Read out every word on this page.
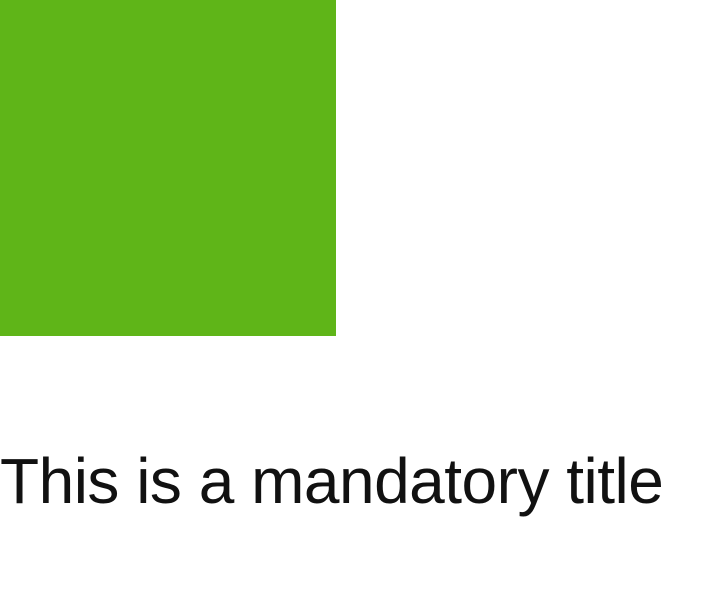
This is a mandatory title
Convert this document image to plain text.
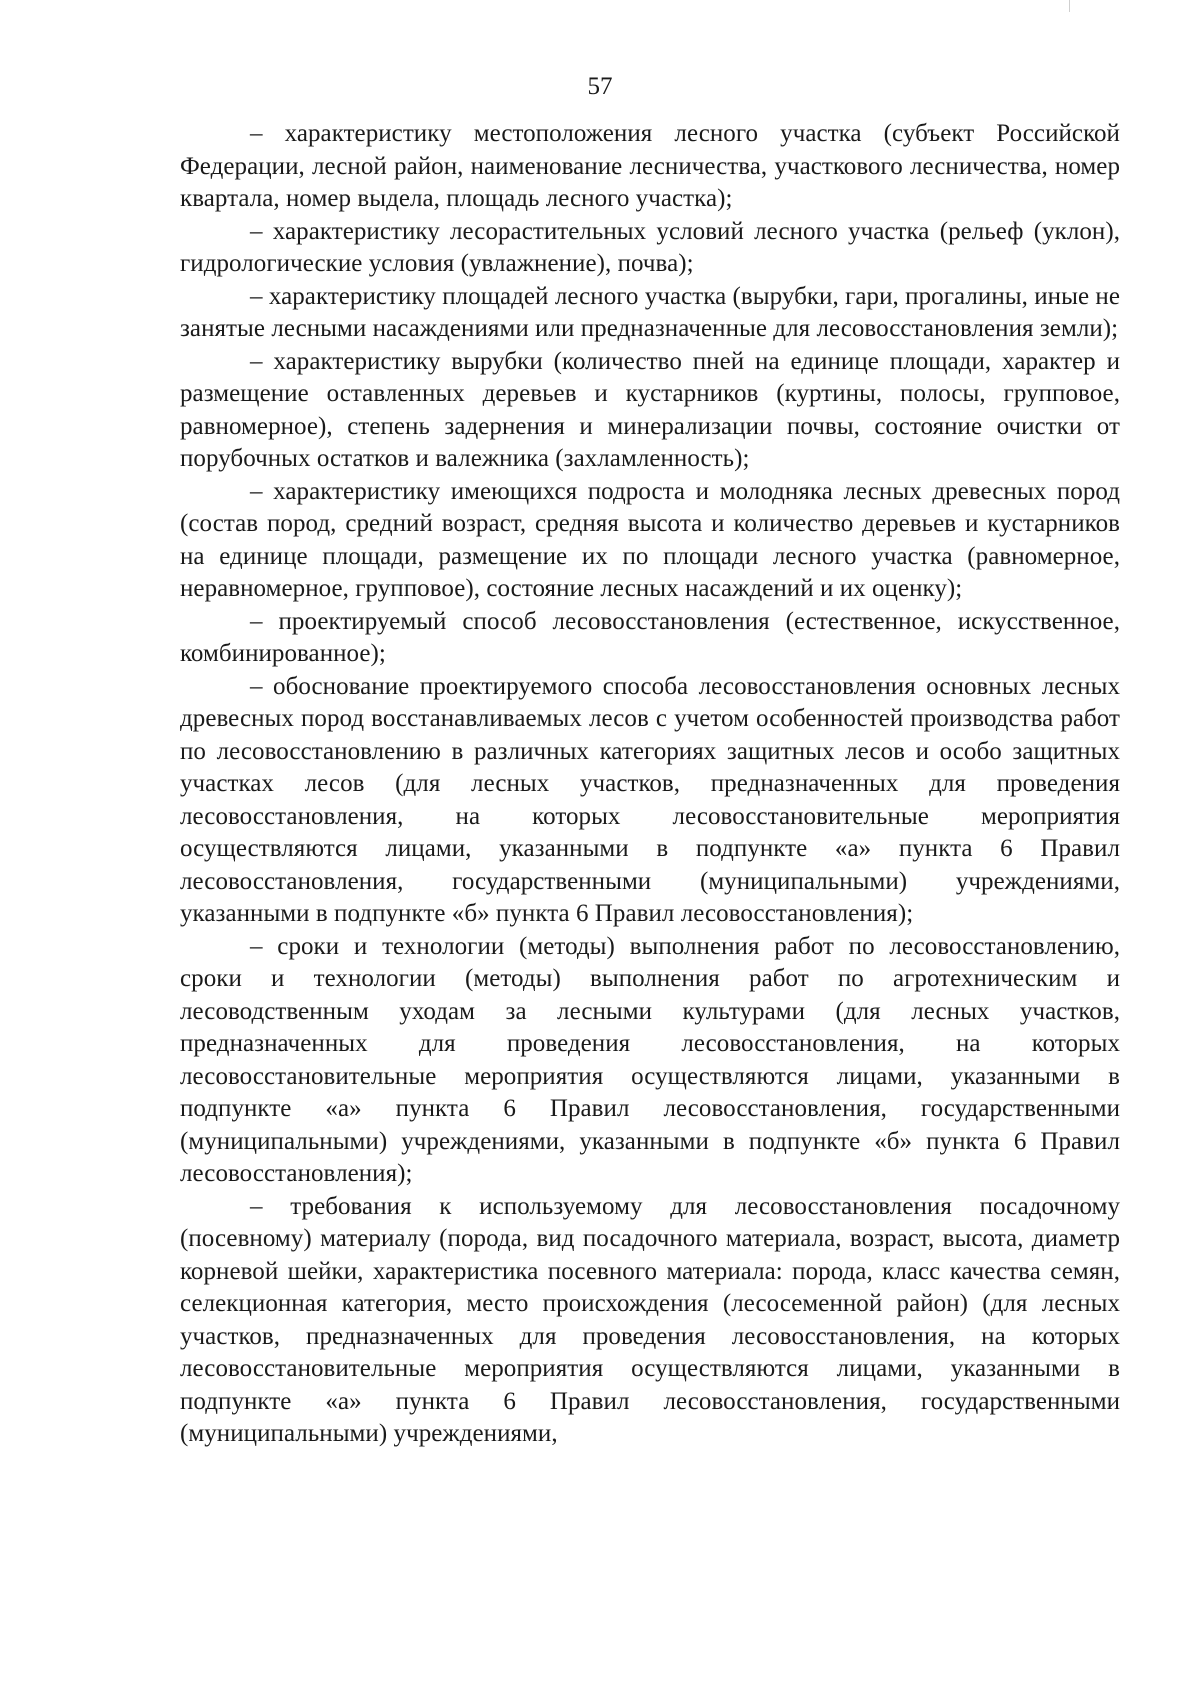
57

– характеристику местоположения лесного участка (субъект Российской Федерации, лесной район, наименование лесничества, участкового лесничества, номер квартала, номер выдела, площадь лесного участка);

– характеристику лесорастительных условий лесного участка (рельеф (уклон), гидрологические условия (увлажнение), почва);

– характеристику площадей лесного участка (вырубки, гари, прогалины, иные не занятые лесными насаждениями или предназначенные для лесовосстановления земли);

– характеристику вырубки (количество пней на единице площади, характер и размещение оставленных деревьев и кустарников (куртины, полосы, групповое, равномерное), степень задернения и минерализации почвы, состояние очистки от порубочных остатков и валежника (захламленность);

– характеристику имеющихся подроста и молодняка лесных древесных пород (состав пород, средний возраст, средняя высота и количество деревьев и кустарников на единице площади, размещение их по площади лесного участка (равномерное, неравномерное, групповое), состояние лесных насаждений и их оценку);

– проектируемый способ лесовосстановления (естественное, искусственное, комбинированное);

– обоснование проектируемого способа лесовосстановления основных лесных древесных пород восстанавливаемых лесов с учетом особенностей производства работ по лесовосстановлению в различных категориях защитных лесов и особо защитных участках лесов (для лесных участков, предназначенных для проведения лесовосстановления, на которых лесовосстановительные мероприятия осуществляются лицами, указанными в подпункте «а» пункта 6 Правил лесовосстановления, государственными (муниципальными) учреждениями, указанными в подпункте «б» пункта 6 Правил лесовосстановления);

– сроки и технологии (методы) выполнения работ по лесовосстановлению, сроки и технологии (методы) выполнения работ по агротехническим и лесоводственным уходам за лесными культурами (для лесных участков, предназначенных для проведения лесовосстановления, на которых лесовосстановительные мероприятия осуществляются лицами, указанными в подпункте «а» пункта 6 Правил лесовосстановления, государственными (муниципальными) учреждениями, указанными в подпункте «б» пункта 6 Правил лесовосстановления);

– требования к используемому для лесовосстановления посадочному (посевному) материалу (порода, вид посадочного материала, возраст, высота, диаметр корневой шейки, характеристика посевного материала: порода, класс качества семян, селекционная категория, место происхождения (лесосеменной район) (для лесных участков, предназначенных для проведения лесовосстановления, на которых лесовосстановительные мероприятия осуществляются лицами, указанными в подпункте «а» пункта 6 Правил лесовосстановления, государственными (муниципальными) учреждениями,
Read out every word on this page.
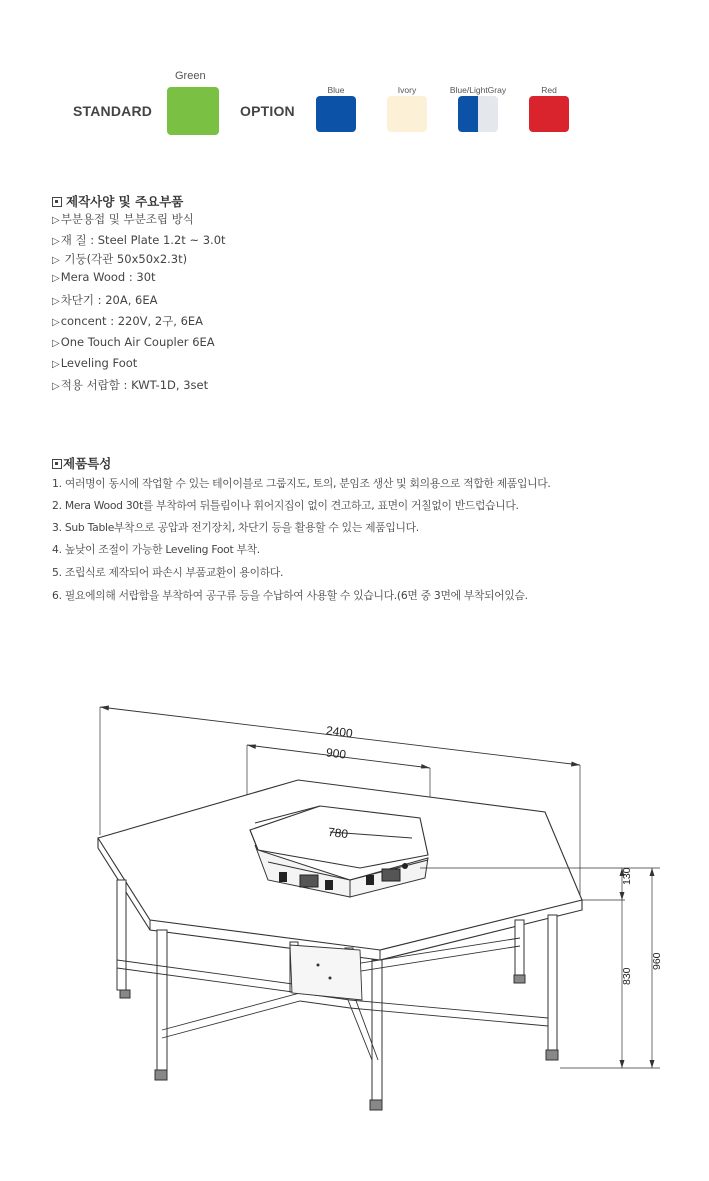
STANDARD
Green
OPTION
Blue	Ivory	Blue/LightGray	Red
제작사양 및 주요부품
▷부분용접 및 부분조립 방식
▷재 질 : Steel Plate 1.2t ~ 3.0t
▷ 기둥(각관 50x50x2.3t)
▷Mera Wood : 30t
▷차단기 : 20A, 6EA
▷concent : 220V, 2구, 6EA
▷One Touch Air Coupler 6EA
▷Leveling Foot
▷적용 서랍함 : KWT-1D, 3set
제품특성
1. 여러명이 동시에 작업할 수 있는 테이이블로 그룹지도, 토의, 분임조 생산 및 회의용으로 적합한 제품입니다.
2. Mera Wood 30t를 부착하여 뒤틀림이나 휘어지집이 없이 견고하고, 표면이 거칠없이 반드럽습니다.
3. Sub Table부착으로 공압과 전기장치, 차단기 등을 활용할 수 있는 제품입니다.
4. 높낮이 조절이 가능한 Leveling Foot 부착.
5. 조립식로 제작되어 파손시 부품교환이 용이하다.
6. 필요에의해 서랍함을 부착하여 공구류 등을 수납하여 사용할 수 있습니다.(6면 중 3면에 부착되어있슴.
2400
900
780
130
830
960
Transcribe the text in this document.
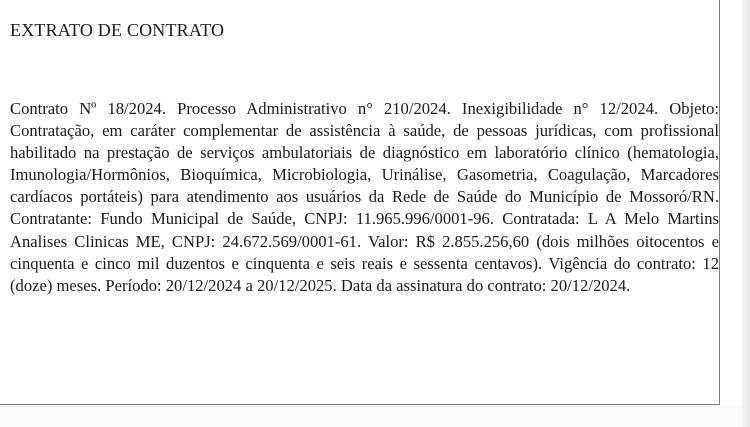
EXTRATO DE CONTRATO

Contrato Nº 18/2024. Processo Administrativo n° 210/2024. Inexigibilidade n° 12/2024. Objeto: Contratação, em caráter complementar de assistência à saúde, de pessoas jurídicas, com profissional habilitado na prestação de serviços ambulatoriais de diagnóstico em laboratório clínico (hematologia, Imunologia/Hormônios, Bioquímica, Microbiologia, Urinálise, Gasometria, Coagulação, Marcadores cardíacos portáteis) para atendimento aos usuários da Rede de Saúde do Município de Mossoró/RN. Contratante: Fundo Municipal de Saúde, CNPJ: 11.965.996/0001-96. Contratada: L A Melo Martins Analises Clinicas ME, CNPJ: 24.672.569/0001-61. Valor: R$ 2.855.256,60 (dois milhões oitocentos e cinquenta e cinco mil duzentos e cinquenta e seis reais e sessenta centavos). Vigência do contrato: 12 (doze) meses. Período: 20/12/2024 a 20/12/2025. Data da assinatura do contrato: 20/12/2024.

*EXERCISE AIM*.
Look through the entries and work out how many lines have the word "text" in them; reply with that number only.

*WORKED ANSWER*.
2